__Your goal__:
Among the entries, which lines carry the string "loại"? Copy each of them.

BEGIN

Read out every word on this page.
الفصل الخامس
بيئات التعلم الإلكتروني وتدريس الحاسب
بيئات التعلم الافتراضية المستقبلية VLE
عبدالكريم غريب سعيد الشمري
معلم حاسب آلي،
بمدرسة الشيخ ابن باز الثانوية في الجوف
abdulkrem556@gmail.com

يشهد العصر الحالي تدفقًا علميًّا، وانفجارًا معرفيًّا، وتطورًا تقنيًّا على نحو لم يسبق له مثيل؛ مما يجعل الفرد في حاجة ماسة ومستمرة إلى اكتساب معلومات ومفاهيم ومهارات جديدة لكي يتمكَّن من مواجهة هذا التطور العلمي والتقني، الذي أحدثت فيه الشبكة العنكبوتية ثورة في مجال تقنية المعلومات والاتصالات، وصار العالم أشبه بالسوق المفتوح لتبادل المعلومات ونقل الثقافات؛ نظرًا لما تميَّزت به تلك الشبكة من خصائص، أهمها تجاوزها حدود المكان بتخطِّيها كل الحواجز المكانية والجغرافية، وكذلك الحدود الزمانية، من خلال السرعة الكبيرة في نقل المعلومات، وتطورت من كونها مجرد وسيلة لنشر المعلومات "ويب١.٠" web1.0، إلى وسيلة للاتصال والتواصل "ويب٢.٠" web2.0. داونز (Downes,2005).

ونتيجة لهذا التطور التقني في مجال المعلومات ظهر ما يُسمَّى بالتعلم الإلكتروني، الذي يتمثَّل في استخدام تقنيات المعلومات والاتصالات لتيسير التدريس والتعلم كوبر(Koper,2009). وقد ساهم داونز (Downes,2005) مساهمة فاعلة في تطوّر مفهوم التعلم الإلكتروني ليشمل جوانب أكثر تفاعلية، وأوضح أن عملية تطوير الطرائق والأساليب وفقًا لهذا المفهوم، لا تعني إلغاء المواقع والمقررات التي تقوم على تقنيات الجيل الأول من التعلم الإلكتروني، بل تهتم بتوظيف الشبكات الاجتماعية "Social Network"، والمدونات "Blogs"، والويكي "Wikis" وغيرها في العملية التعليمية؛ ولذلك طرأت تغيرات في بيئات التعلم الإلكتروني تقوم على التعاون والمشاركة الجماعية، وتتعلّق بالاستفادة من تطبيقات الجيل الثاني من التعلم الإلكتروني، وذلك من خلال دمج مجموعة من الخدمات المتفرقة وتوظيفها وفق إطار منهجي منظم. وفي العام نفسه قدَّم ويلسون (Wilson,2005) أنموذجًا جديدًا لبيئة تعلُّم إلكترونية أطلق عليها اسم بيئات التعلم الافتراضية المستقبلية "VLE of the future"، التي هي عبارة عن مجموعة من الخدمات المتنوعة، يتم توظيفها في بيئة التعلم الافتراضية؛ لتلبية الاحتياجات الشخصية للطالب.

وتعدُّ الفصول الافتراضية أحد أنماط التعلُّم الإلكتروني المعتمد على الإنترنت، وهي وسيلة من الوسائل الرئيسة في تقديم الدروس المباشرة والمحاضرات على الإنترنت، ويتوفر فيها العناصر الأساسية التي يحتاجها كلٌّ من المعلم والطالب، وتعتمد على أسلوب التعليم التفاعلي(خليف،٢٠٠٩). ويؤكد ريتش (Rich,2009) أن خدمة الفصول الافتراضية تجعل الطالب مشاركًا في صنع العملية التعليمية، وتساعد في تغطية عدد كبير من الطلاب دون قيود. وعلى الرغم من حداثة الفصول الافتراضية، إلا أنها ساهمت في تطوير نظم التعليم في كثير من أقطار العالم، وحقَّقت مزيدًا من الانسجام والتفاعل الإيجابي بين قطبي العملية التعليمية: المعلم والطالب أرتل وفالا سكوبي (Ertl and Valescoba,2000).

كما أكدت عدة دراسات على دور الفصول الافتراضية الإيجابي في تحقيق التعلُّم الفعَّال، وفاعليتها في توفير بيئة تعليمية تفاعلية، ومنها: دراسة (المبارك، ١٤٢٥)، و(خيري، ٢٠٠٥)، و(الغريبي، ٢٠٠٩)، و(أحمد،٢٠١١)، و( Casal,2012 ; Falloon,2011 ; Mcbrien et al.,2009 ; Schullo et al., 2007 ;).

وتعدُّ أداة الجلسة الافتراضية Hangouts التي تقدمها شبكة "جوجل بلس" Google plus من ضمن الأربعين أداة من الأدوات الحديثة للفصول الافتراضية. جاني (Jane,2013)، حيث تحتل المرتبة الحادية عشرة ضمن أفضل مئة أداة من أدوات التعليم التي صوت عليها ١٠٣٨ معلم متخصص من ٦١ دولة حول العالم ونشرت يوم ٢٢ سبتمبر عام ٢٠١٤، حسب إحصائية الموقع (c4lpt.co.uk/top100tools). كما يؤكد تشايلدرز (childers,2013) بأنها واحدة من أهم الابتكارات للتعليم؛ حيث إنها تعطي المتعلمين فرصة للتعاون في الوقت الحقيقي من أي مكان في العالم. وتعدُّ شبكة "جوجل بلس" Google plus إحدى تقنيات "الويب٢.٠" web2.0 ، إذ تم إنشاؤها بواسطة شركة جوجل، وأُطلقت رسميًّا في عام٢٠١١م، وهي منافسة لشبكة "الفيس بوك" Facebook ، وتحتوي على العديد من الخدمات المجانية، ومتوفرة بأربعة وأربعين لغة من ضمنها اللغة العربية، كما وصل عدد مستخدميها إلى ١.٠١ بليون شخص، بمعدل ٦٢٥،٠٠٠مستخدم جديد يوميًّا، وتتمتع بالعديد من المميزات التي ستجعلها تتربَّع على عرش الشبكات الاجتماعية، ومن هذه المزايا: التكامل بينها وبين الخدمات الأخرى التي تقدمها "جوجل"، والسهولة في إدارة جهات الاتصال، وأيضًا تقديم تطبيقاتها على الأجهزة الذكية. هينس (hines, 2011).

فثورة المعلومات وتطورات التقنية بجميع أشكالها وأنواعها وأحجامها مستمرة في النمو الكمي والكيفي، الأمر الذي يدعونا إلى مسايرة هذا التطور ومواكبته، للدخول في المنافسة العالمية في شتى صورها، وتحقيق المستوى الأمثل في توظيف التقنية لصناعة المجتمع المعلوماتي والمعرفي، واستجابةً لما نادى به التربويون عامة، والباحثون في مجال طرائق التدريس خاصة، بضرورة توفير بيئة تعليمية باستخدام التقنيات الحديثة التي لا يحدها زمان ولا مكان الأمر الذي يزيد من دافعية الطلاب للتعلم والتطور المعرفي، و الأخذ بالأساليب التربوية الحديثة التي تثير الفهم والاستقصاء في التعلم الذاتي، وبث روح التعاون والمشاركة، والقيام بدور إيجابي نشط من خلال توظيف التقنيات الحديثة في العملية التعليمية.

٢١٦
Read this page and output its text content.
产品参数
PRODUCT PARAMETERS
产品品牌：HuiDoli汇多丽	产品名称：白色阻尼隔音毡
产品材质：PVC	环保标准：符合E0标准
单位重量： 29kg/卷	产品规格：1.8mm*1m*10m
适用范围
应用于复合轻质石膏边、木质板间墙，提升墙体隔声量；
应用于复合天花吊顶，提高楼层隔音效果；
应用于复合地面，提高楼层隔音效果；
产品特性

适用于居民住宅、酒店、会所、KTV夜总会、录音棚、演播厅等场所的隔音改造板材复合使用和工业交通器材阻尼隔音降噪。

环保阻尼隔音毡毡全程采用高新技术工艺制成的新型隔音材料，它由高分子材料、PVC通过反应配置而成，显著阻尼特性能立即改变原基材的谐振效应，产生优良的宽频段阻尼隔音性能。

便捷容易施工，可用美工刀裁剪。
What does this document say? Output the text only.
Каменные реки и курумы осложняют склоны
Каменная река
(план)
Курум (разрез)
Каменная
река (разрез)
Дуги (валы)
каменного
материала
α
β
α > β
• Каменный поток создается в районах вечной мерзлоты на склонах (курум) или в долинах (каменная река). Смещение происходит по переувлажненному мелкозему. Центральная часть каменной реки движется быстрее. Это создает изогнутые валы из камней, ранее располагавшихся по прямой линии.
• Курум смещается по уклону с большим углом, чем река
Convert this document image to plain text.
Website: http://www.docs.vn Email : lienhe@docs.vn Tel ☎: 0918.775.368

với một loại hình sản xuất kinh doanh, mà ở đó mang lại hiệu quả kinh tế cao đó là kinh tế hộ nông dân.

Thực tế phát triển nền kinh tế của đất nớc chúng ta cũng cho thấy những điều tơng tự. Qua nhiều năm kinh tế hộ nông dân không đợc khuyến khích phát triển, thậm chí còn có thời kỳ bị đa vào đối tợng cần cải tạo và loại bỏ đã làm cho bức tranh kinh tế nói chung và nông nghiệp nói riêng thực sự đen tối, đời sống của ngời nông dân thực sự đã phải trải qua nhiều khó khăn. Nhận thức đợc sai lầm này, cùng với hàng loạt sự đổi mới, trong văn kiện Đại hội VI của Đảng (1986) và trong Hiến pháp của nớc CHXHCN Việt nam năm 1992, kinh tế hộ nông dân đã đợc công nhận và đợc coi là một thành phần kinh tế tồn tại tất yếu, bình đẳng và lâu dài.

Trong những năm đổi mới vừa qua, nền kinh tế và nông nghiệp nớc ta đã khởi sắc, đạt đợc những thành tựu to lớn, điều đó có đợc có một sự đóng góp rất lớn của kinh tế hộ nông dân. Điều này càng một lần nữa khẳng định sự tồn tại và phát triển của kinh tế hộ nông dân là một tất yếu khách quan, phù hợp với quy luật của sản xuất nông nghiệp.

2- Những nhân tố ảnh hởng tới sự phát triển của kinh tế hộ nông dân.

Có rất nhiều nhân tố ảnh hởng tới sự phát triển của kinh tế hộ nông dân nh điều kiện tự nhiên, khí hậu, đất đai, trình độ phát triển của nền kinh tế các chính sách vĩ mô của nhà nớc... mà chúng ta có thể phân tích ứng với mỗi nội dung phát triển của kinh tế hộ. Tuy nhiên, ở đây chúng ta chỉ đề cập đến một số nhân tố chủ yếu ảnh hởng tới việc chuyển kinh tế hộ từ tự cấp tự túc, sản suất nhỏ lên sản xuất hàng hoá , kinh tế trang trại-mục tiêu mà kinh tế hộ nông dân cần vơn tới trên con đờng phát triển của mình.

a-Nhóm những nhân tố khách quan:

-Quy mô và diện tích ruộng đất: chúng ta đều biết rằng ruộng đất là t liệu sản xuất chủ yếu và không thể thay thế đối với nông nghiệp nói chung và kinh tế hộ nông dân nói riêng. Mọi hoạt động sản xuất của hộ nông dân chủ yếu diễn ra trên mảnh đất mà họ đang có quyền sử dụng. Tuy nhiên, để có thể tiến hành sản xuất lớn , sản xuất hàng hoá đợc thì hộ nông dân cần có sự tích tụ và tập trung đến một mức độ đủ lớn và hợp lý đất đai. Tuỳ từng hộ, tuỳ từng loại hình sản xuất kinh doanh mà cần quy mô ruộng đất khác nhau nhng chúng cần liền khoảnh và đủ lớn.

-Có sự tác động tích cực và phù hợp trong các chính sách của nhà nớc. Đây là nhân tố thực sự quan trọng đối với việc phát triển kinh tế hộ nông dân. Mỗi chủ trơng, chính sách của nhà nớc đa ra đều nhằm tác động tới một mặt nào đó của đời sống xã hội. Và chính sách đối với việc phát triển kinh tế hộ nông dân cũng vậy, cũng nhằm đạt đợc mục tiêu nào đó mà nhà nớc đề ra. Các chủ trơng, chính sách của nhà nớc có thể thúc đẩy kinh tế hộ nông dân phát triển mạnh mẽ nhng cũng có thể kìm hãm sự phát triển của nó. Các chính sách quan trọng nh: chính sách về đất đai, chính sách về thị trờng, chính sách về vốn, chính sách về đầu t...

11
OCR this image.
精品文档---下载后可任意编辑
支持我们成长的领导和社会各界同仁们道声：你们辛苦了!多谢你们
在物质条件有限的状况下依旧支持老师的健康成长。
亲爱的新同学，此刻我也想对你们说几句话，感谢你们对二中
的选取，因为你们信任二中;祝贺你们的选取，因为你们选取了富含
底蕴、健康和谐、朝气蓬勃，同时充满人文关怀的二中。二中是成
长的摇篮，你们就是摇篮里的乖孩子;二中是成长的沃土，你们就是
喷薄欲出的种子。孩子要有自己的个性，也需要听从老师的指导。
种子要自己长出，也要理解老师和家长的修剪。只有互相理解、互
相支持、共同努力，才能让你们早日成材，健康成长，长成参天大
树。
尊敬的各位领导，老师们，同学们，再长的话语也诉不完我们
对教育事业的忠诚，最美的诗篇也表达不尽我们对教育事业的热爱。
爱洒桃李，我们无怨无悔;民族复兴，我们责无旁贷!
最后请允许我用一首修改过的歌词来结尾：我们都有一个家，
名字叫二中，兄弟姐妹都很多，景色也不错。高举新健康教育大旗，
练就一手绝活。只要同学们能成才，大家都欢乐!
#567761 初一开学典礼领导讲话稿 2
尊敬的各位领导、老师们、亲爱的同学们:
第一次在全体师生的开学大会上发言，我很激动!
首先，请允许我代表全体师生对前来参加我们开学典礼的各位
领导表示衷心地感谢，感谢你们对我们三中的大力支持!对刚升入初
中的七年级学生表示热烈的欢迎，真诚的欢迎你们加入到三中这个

END

__Task response__:
với một loại hình sản xuất kinh doanh, mà ở đó mang lại hiệu quả kinh tế cao đó là kinh tế hộ nông dân.
Thực tế phát triển nền kinh tế của đất nớc chúng ta cũng cho thấy những điều tơng tự. Qua nhiều năm kinh tế hộ nông dân không đợc khuyến khích phát triển, thậm chí còn có thời kỳ bị đa vào đối tợng cần cải tạo và loại bỏ đã làm cho bức tranh kinh tế nói chung và nông nghiệp nói riêng thực sự đen tối, đời sống của ngời nông dân thực sự đã phải trải qua nhiều khó khăn. Nhận thức đợc sai lầm này, cùng với hàng loạt sự đổi mới, trong văn kiện Đại hội VI của Đảng (1986) và trong Hiến pháp của nớc CHXHCN Việt nam năm 1992, kinh tế hộ nông dân đã đợc công nhận và đợc coi là một thành phần kinh tế tồn tại tất yếu, bình đẳng và lâu dài.
-Quy mô và diện tích ruộng đất: chúng ta đều biết rằng ruộng đất là t liệu sản xuất chủ yếu và không thể thay thế đối với nông nghiệp nói chung và kinh tế hộ nông dân nói riêng. Mọi hoạt động sản xuất của hộ nông dân chủ yếu diễn ra trên mảnh đất mà họ đang có quyền sử dụng. Tuy nhiên, để có thể tiến hành sản xuất lớn , sản xuất hàng hoá đợc thì hộ nông dân cần có sự tích tụ và tập trung đến một mức độ đủ lớn và hợp lý đất đai. Tuỳ từng hộ, tuỳ từng loại hình sản xuất kinh doanh mà cần quy mô ruộng đất khác nhau nhng chúng cần liền khoảnh và đủ lớn.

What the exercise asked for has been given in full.